- Records from a collection
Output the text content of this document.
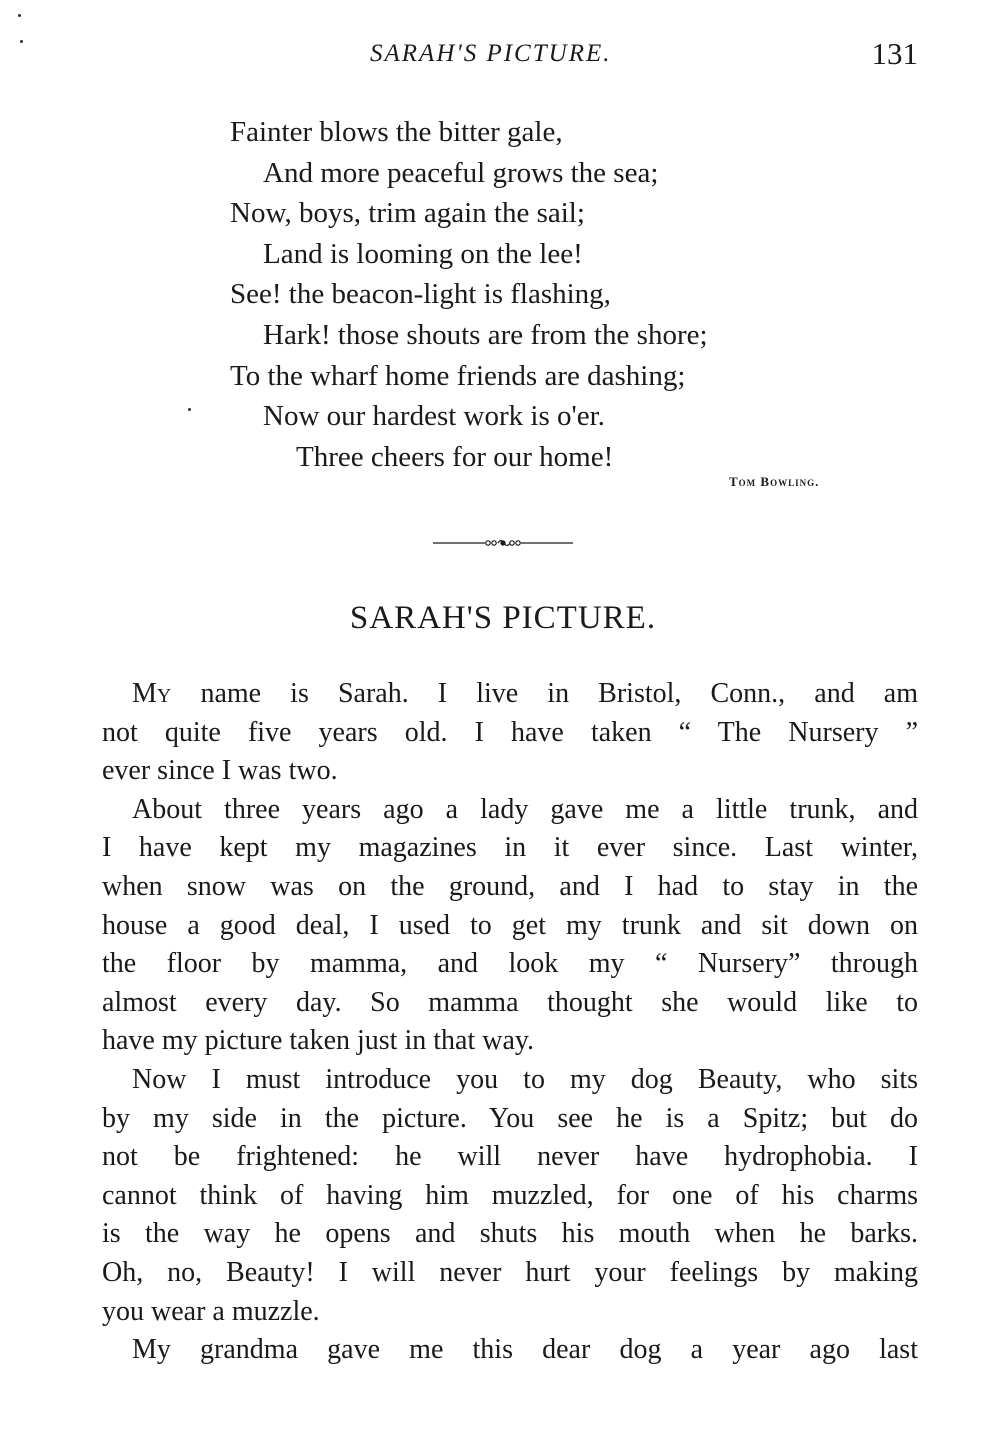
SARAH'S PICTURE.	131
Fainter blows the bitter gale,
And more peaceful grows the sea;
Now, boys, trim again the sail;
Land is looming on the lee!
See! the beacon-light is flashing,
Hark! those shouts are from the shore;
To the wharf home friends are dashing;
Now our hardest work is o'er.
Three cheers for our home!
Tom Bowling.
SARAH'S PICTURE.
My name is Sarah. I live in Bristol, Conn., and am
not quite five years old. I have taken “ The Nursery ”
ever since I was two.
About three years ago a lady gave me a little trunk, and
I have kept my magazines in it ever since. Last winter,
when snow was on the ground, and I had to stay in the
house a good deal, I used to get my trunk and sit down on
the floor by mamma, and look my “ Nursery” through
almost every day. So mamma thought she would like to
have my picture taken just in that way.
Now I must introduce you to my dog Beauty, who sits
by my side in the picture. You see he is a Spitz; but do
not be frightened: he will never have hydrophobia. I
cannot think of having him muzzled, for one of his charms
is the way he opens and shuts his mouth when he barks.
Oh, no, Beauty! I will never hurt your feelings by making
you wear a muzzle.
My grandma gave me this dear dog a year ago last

* * *

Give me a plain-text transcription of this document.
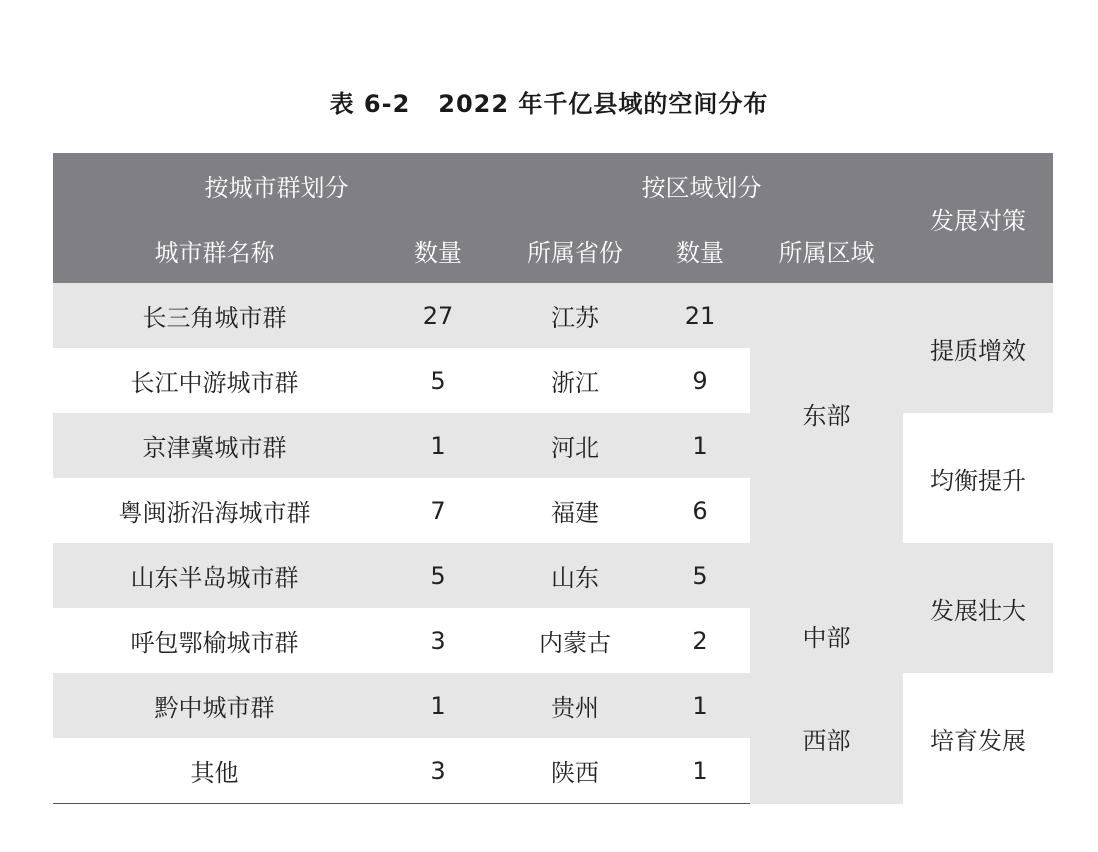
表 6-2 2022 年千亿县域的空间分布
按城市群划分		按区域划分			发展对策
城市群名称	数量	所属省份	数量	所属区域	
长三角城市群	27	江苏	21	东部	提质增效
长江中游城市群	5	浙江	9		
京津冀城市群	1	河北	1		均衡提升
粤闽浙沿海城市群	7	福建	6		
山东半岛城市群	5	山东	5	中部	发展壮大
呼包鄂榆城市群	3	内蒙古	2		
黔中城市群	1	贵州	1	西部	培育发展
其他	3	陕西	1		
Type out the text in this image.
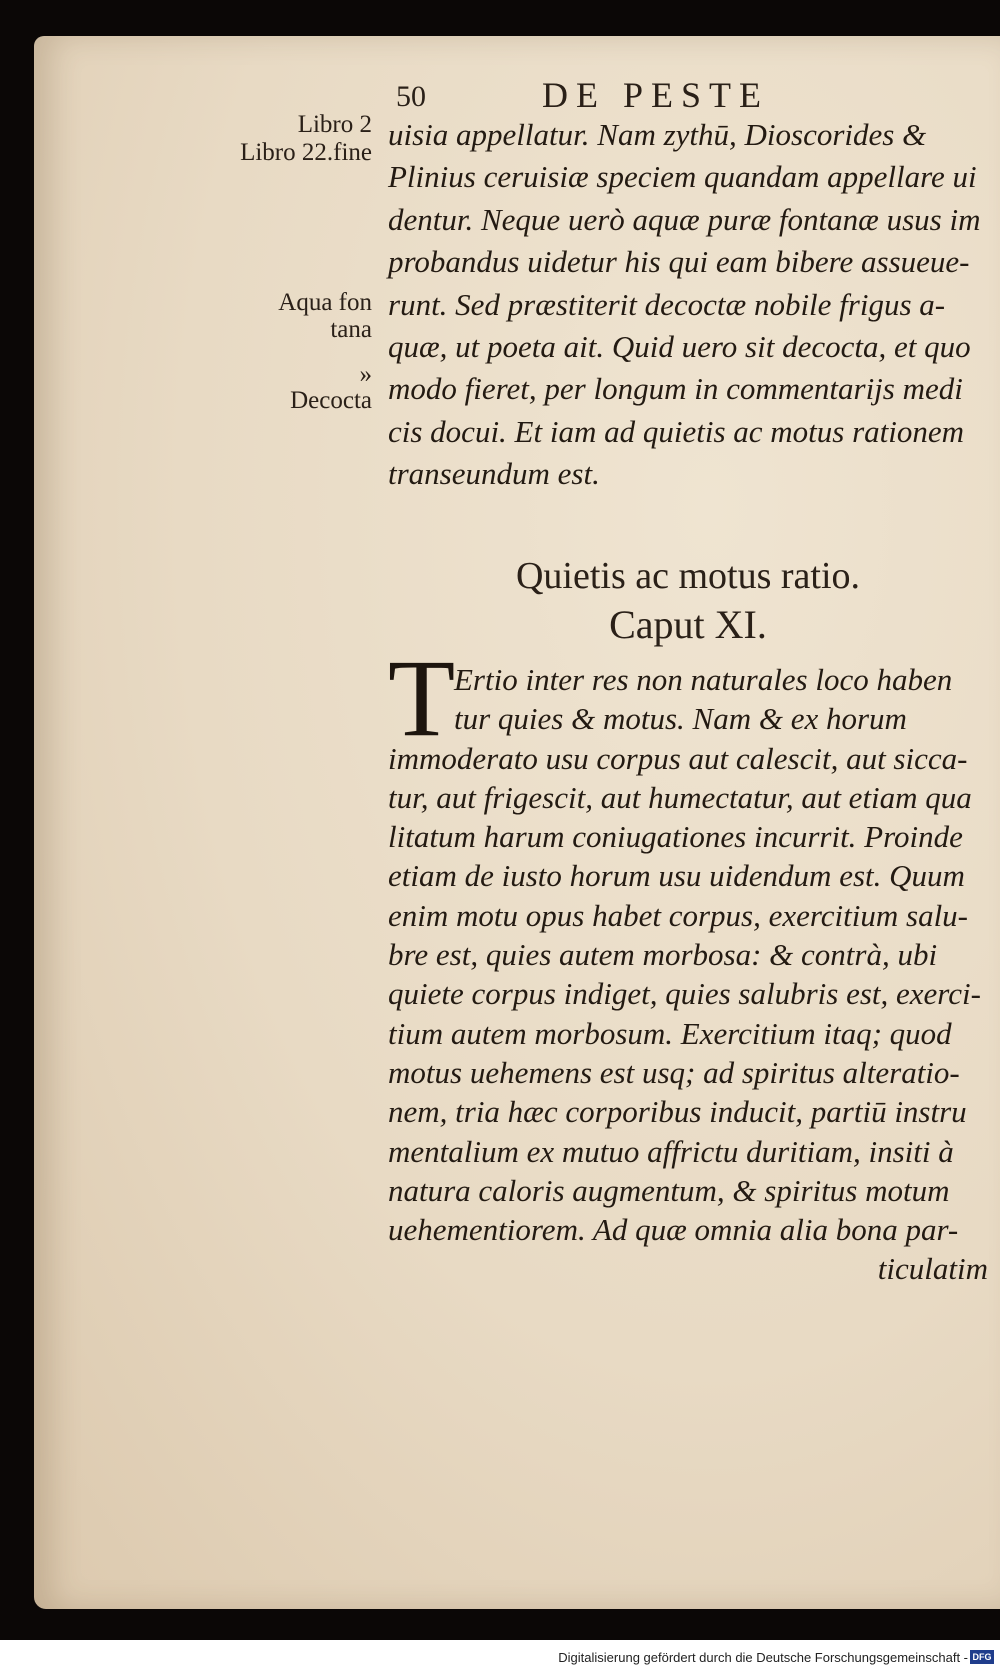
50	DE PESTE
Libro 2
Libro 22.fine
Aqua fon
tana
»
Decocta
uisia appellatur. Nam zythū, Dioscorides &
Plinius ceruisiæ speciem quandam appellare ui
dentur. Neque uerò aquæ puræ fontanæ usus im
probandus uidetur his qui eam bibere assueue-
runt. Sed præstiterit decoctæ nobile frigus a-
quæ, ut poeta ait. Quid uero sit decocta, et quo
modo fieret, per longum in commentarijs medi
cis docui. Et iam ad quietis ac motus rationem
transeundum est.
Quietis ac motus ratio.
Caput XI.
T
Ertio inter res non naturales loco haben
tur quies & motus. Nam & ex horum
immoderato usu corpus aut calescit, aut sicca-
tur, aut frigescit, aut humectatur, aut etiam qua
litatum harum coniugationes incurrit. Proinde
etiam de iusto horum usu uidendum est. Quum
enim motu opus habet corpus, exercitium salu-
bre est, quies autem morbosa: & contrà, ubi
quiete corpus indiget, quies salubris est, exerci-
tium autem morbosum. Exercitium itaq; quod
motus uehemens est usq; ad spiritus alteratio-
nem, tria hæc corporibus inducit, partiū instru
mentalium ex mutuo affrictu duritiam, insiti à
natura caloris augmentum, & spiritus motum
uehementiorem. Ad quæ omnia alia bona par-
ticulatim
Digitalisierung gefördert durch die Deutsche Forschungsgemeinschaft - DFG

...

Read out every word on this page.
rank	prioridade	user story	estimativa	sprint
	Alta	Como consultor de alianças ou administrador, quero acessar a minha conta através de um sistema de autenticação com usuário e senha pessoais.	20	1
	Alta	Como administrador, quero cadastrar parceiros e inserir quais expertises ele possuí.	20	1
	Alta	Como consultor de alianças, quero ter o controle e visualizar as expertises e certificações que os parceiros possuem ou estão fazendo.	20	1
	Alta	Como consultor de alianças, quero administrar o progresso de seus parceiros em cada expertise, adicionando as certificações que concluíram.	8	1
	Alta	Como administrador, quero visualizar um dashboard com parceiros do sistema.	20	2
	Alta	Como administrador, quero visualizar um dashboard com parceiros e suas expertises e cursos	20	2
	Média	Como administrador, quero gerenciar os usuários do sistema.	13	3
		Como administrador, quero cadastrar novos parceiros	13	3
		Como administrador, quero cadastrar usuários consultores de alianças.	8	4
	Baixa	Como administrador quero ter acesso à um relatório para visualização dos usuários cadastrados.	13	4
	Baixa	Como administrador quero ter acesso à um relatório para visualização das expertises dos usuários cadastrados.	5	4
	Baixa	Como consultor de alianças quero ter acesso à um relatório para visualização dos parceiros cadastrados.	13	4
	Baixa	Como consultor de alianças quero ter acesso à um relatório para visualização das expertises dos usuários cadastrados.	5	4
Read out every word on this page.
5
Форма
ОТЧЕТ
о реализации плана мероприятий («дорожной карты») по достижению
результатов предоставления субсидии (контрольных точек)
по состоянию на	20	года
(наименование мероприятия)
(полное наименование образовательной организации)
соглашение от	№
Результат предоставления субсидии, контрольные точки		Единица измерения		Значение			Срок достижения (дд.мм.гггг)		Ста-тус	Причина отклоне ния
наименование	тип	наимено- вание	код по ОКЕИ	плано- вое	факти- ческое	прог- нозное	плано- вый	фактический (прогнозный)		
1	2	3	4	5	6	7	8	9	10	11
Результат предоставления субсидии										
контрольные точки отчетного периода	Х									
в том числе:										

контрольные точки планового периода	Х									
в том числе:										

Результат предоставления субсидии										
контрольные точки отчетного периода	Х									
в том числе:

- Directions for this task
Check all the records above and select each line where the string "years" is found.

- Output of the task
not quite five years old. I have taken “ The Nursery ”
About three years ago a lady gave me a little trunk, and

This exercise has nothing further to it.